**WHAT YOU SHOULD DO**
Copy out all of the data below with no alterations.

**GIVEN RECORDS**
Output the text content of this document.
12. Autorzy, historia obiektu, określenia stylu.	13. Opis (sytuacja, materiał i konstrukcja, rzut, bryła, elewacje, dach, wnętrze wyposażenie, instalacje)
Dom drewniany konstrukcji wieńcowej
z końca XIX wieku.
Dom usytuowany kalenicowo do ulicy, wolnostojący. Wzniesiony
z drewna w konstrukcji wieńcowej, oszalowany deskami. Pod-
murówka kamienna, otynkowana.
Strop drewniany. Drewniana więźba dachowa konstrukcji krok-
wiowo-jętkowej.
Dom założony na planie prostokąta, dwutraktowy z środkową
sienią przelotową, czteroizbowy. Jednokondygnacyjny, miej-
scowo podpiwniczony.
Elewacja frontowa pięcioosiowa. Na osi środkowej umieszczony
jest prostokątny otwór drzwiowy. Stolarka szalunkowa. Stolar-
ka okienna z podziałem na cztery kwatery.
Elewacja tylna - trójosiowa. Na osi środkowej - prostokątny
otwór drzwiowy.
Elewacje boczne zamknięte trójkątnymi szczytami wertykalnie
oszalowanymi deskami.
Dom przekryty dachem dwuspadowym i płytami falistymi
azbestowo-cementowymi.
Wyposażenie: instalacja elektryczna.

**TASK ANSWER**
Output the text content of this document.
12. Autorzy, historia obiektu, określenia stylu.	13. Opis (sytuacja, materiał i konstrukcja, rzut, bryła, elewacje, dach, wnętrze wyposażenie, instalacje)
Dom drewniany konstrukcji wieńcowej
z końca XIX wieku.
Dom usytuowany kalenicowo do ulicy, wolnostojący. Wzniesiony
z drewna w konstrukcji wieńcowej, oszalowany deskami. Pod-
murówka kamienna, otynkowana.
Strop drewniany. Drewniana więźba dachowa konstrukcji krok-
wiowo-jętkowej.
Dom założony na planie prostokąta, dwutraktowy z środkową
sienią przelotową, czteroizbowy. Jednokondygnacyjny, miej-
scowo podpiwniczony.
Elewacja frontowa pięcioosiowa. Na osi środkowej umieszczony
jest prostokątny otwór drzwiowy. Stolarka szalunkowa. Stolar-
ka okienna z podziałem na cztery kwatery.
Elewacja tylna - trójosiowa. Na osi środkowej - prostokątny
otwór drzwiowy.
Elewacje boczne zamknięte trójkątnymi szczytami wertykalnie
oszalowanymi deskami.
Dom przekryty dachem dwuspadowym i płytami falistymi
azbestowo-cementowymi.
Wyposażenie: instalacja elektryczna.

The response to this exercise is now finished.